Copy all lines below containing "Капитана".

(Collection entries)
— BEGIN —
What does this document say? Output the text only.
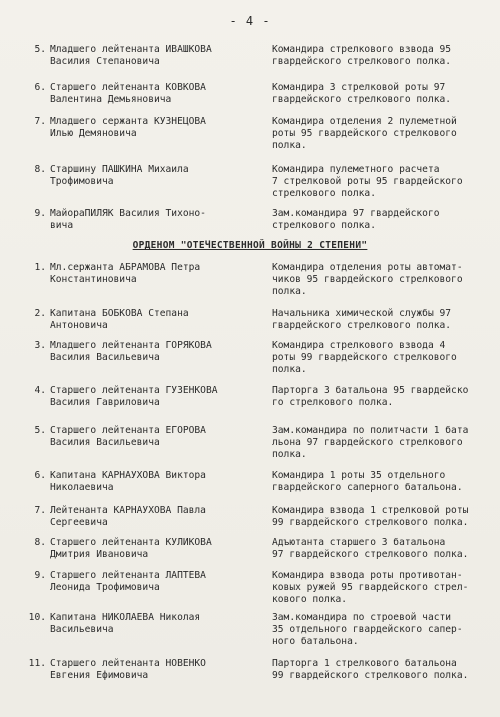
- 4 -
ОРДЕНОМ "ОТЕЧЕСТВЕННОЙ ВОЙНЫ 2 СТЕПЕНИ"
5. Младшего лейтенанта ИВАШКОВА
Василия Степановича
Командира стрелкового взвода 95
гвардейского стрелкового полка.
6. Старшего лейтенанта КОВКОВА
Валентина Демьяновича
Командира 3 стрелковой роты 97
гвардейского стрелкового полка.
7. Младшего сержанта КУЗНЕЦОВА
Илью Демяновича
Командира отделения 2 пулеметной
роты 95 гвардейского стрелкового
полка.
8. Старшину ПАШКИНА Михаила
Трофимовича
Командира пулеметного расчета
7 стрелковой роты 95 гвардейского
стрелкового полка.
9. МайораПИЛЯК Василия Тихоно-
вича
Зам.командира 97 гвардейского
стрелкового полка.
1. Мл.сержанта АБРАМОВА Петра
Константиновича
Командира отделения роты автомат-
чиков 95 гвардейского стрелкового
полка.
2. Капитана БОБКОВА Степана
Антоновича
Начальника химической службы 97
гвардейского стрелкового полка.
3. Младшего лейтенанта ГОРЯКОВА
Василия Васильевича
Командира стрелкового взвода 4
роты 99 гвардейского стрелкового
полка.
4. Старшего лейтенанта ГУЗЕНКОВА
Василия Гавриловича
Парторга 3 батальона 95 гвардейско
го стрелкового полка.
5. Старшего лейтенанта ЕГОРОВА
Василия Васильевича
Зам.командира по политчасти 1 бата
льона 97 гвардейского стрелкового
полка.
6. Капитана КАРНАУХОВА Виктора
Николаевича
Командира 1 роты 35 отдельного
гвардейского саперного батальона.
7. Лейтенанта КАРНАУХОВА Павла
Сергеевича
Командира взвода 1 стрелковой роты
99 гвардейского стрелкового полка.
8. Старшего лейтенанта КУЛИКОВА
Дмитрия Ивановича
Адъютанта старшего 3 батальона
97 гвардейского стрелкового полка.
9. Старшего лейтенанта ЛАПТЕВА
Леонида Трофимовича
Командира взвода роты противотан-
ковых ружей 95 гвардейского стрел-
кового полка.
10. Капитана НИКОЛАЕВА Николая
Васильевича
Зам.командира по строевой части
35 отдельного гвардейского сапер-
ного батальона.
11. Старшего лейтенанта НОВЕНКО
Евгения Ефимовича
Парторга 1 стрелкового батальона
99 гвардейского стрелкового полка.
— END —
Task solution.
2. Капитана БОБКОВА Степана
6. Капитана КАРНАУХОВА Виктора
10. Капитана НИКОЛАЕВА Николая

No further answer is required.